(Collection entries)

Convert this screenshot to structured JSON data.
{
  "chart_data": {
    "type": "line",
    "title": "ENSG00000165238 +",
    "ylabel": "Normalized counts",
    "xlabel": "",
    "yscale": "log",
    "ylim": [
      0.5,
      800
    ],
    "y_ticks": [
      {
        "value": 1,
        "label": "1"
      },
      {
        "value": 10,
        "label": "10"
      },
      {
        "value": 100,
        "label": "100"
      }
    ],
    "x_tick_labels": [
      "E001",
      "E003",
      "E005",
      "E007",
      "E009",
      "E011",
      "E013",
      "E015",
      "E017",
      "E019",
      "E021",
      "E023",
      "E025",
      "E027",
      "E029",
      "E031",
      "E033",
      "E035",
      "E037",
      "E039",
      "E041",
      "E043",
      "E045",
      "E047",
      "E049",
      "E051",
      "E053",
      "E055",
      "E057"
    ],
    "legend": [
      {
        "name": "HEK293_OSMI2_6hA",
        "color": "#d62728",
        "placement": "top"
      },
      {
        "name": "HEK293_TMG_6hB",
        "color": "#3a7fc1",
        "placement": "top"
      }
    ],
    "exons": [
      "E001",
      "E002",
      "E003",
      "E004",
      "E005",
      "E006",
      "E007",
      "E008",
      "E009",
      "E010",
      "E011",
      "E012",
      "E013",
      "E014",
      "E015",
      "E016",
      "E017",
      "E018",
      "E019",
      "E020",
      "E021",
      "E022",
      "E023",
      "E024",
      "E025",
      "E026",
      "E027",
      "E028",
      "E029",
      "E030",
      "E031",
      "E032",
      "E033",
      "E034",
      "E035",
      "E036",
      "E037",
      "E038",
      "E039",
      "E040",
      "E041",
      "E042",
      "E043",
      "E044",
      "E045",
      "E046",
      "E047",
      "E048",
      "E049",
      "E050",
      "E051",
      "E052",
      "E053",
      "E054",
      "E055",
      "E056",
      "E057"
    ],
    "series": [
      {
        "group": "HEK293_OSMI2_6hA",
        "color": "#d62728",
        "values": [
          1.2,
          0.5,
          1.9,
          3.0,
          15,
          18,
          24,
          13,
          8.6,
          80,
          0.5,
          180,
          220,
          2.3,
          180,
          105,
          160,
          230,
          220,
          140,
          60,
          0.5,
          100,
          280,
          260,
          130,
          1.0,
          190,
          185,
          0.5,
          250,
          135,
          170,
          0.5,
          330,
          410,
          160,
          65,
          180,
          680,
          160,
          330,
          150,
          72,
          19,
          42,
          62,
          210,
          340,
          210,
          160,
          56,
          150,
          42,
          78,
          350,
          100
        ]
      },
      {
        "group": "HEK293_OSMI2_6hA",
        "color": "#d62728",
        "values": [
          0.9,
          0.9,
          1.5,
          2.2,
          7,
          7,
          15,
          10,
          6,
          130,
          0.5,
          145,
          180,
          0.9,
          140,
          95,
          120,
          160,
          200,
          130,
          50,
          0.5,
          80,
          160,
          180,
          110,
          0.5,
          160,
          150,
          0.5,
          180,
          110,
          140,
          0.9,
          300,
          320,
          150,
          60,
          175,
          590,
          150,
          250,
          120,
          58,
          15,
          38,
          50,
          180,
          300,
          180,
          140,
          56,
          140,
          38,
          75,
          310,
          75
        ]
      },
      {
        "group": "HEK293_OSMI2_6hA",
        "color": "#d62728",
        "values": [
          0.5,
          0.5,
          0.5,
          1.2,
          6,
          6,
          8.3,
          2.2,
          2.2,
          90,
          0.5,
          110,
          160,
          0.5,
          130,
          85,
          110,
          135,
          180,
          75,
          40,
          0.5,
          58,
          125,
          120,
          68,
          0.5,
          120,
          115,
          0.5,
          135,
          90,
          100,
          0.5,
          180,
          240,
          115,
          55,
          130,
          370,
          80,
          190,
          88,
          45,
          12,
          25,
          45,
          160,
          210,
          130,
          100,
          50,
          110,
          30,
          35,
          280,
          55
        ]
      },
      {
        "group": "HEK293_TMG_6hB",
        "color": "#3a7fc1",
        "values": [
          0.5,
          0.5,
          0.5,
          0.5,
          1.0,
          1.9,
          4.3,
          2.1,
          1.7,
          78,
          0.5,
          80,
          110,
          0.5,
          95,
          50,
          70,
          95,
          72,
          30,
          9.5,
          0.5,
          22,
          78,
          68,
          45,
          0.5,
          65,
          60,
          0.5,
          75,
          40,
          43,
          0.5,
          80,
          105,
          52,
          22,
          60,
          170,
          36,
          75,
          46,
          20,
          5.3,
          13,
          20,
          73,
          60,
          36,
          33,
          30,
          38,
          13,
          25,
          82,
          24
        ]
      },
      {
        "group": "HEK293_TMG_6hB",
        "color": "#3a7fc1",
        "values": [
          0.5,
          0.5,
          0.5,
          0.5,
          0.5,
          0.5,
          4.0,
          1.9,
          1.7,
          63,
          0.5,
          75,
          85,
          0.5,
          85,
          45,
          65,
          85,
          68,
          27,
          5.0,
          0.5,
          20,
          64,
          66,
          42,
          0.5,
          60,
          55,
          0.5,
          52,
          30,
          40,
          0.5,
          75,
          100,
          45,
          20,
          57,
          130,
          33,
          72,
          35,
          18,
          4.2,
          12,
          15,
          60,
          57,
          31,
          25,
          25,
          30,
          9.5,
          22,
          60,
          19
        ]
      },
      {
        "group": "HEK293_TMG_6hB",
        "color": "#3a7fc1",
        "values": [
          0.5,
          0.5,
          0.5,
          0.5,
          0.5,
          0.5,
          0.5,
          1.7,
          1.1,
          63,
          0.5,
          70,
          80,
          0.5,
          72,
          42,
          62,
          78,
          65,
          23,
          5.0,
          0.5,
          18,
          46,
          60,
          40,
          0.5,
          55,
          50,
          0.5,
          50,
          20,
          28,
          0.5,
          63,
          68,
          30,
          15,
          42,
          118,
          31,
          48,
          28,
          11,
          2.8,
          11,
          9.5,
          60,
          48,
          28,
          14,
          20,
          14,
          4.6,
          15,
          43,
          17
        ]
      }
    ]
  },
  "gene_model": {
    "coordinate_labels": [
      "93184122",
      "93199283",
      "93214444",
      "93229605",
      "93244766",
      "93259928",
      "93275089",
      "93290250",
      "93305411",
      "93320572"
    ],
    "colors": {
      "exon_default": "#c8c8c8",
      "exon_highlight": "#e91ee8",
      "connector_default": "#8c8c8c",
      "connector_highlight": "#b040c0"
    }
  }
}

GIVEN PROBLEM — Copy out each line exactly as written.

REPLY —
Convert this screenshot to structured JSON data.
{
  "chart_data": {
    "type": "line",
    "title": "ENSG00000165238 +",
    "ylabel": "Normalized counts",
    "xlabel": "",
    "yscale": "log",
    "ylim": [
      0.5,
      800
    ],
    "y_ticks": [
      {
        "value": 1,
        "label": "1"
      },
      {
        "value": 10,
        "label": "10"
      },
      {
        "value": 100,
        "label": "100"
      }
    ],
    "x_tick_labels": [
      "E001",
      "E003",
      "E005",
      "E007",
      "E009",
      "E011",
      "E013",
      "E015",
      "E017",
      "E019",
      "E021",
      "E023",
      "E025",
      "E027",
      "E029",
      "E031",
      "E033",
      "E035",
      "E037",
      "E039",
      "E041",
      "E043",
      "E045",
      "E047",
      "E049",
      "E051",
      "E053",
      "E055",
      "E057"
    ],
    "legend": [
      {
        "name": "HEK293_OSMI2_6hA",
        "color": "#d62728",
        "placement": "top"
      },
      {
        "name": "HEK293_TMG_6hB",
        "color": "#3a7fc1",
        "placement": "top"
      }
    ],
    "exons": [
      "E001",
      "E002",
      "E003",
      "E004",
      "E005",
      "E006",
      "E007",
      "E008",
      "E009",
      "E010",
      "E011",
      "E012",
      "E013",
      "E014",
      "E015",
      "E016",
      "E017",
      "E018",
      "E019",
      "E020",
      "E021",
      "E022",
      "E023",
      "E024",
      "E025",
      "E026",
      "E027",
      "E028",
      "E029",
      "E030",
      "E031",
      "E032",
      "E033",
      "E034",
      "E035",
      "E036",
      "E037",
      "E038",
      "E039",
      "E040",
      "E041",
      "E042",
      "E043",
      "E044",
      "E045",
      "E046",
      "E047",
      "E048",
      "E049",
      "E050",
      "E051",
      "E052",
      "E053",
      "E054",
      "E055",
      "E056",
      "E057"
    ],
    "series": [
      {
        "group": "HEK293_OSMI2_6hA",
        "color": "#d62728",
        "values": [
          1.2,
          0.5,
          1.9,
          3.0,
          15,
          18,
          24,
          13,
          8.6,
          80,
          0.5,
          180,
          220,
          2.3,
          180,
          105,
          160,
          230,
          220,
          140,
          60,
          0.5,
          100,
          280,
          260,
          130,
          1.0,
          190,
          185,
          0.5,
          250,
          135,
          170,
          0.5,
          330,
          410,
          160,
          65,
          180,
          680,
          160,
          330,
          150,
          72,
          19,
          42,
          62,
          210,
          340,
          210,
          160,
          56,
          150,
          42,
          78,
          350,
          100
        ]
      },
      {
        "group": "HEK293_OSMI2_6hA",
        "color": "#d62728",
        "values": [
          0.9,
          0.9,
          1.5,
          2.2,
          7,
          7,
          15,
          10,
          6,
          130,
          0.5,
          145,
          180,
          0.9,
          140,
          95,
          120,
          160,
          200,
          130,
          50,
          0.5,
          80,
          160,
          180,
          110,
          0.5,
          160,
          150,
          0.5,
          180,
          110,
          140,
          0.9,
          300,
          320,
          150,
          60,
          175,
          590,
          150,
          250,
          120,
          58,
          15,
          38,
          50,
          180,
          300,
          180,
          140,
          56,
          140,
          38,
          75,
          310,
          75
        ]
      },
      {
        "group": "HEK293_OSMI2_6hA",
        "color": "#d62728",
        "values": [
          0.5,
          0.5,
          0.5,
          1.2,
          6,
          6,
          8.3,
          2.2,
          2.2,
          90,
          0.5,
          110,
          160,
          0.5,
          130,
          85,
          110,
          135,
          180,
          75,
          40,
          0.5,
          58,
          125,
          120,
          68,
          0.5,
          120,
          115,
          0.5,
          135,
          90,
          100,
          0.5,
          180,
          240,
          115,
          55,
          130,
          370,
          80,
          190,
          88,
          45,
          12,
          25,
          45,
          160,
          210,
          130,
          100,
          50,
          110,
          30,
          35,
          280,
          55
        ]
      },
      {
        "group": "HEK293_TMG_6hB",
        "color": "#3a7fc1",
        "values": [
          0.5,
          0.5,
          0.5,
          0.5,
          1.0,
          1.9,
          4.3,
          2.1,
          1.7,
          78,
          0.5,
          80,
          110,
          0.5,
          95,
          50,
          70,
          95,
          72,
          30,
          9.5,
          0.5,
          22,
          78,
          68,
          45,
          0.5,
          65,
          60,
          0.5,
          75,
          40,
          43,
          0.5,
          80,
          105,
          52,
          22,
          60,
          170,
          36,
          75,
          46,
          20,
          5.3,
          13,
          20,
          73,
          60,
          36,
          33,
          30,
          38,
          13,
          25,
          82,
          24
        ]
      },
      {
        "group": "HEK293_TMG_6hB",
        "color": "#3a7fc1",
        "values": [
          0.5,
          0.5,
          0.5,
          0.5,
          0.5,
          0.5,
          4.0,
          1.9,
          1.7,
          63,
          0.5,
          75,
          85,
          0.5,
          85,
          45,
          65,
          85,
          68,
          27,
          5.0,
          0.5,
          20,
          64,
          66,
          42,
          0.5,
          60,
          55,
          0.5,
          52,
          30,
          40,
          0.5,
          75,
          100,
          45,
          20,
          57,
          130,
          33,
          72,
          35,
          18,
          4.2,
          12,
          15,
          60,
          57,
          31,
          25,
          25,
          30,
          9.5,
          22,
          60,
          19
        ]
      },
      {
        "group": "HEK293_TMG_6hB",
        "color": "#3a7fc1",
        "values": [
          0.5,
          0.5,
          0.5,
          0.5,
          0.5,
          0.5,
          0.5,
          1.7,
          1.1,
          63,
          0.5,
          70,
          80,
          0.5,
          72,
          42,
          62,
          78,
          65,
          23,
          5.0,
          0.5,
          18,
          46,
          60,
          40,
          0.5,
          55,
          50,
          0.5,
          50,
          20,
          28,
          0.5,
          63,
          68,
          30,
          15,
          42,
          118,
          31,
          48,
          28,
          11,
          2.8,
          11,
          9.5,
          60,
          48,
          28,
          14,
          20,
          14,
          4.6,
          15,
          43,
          17
        ]
      }
    ]
  },
  "gene_model": {
    "coordinate_labels": [
      "93184122",
      "93199283",
      "93214444",
      "93229605",
      "93244766",
      "93259928",
      "93275089",
      "93290250",
      "93305411",
      "93320572"
    ],
    "colors": {
      "exon_default": "#c8c8c8",
      "exon_highlight": "#e91ee8",
      "connector_default": "#8c8c8c",
      "connector_highlight": "#b040c0"
    }
  }
}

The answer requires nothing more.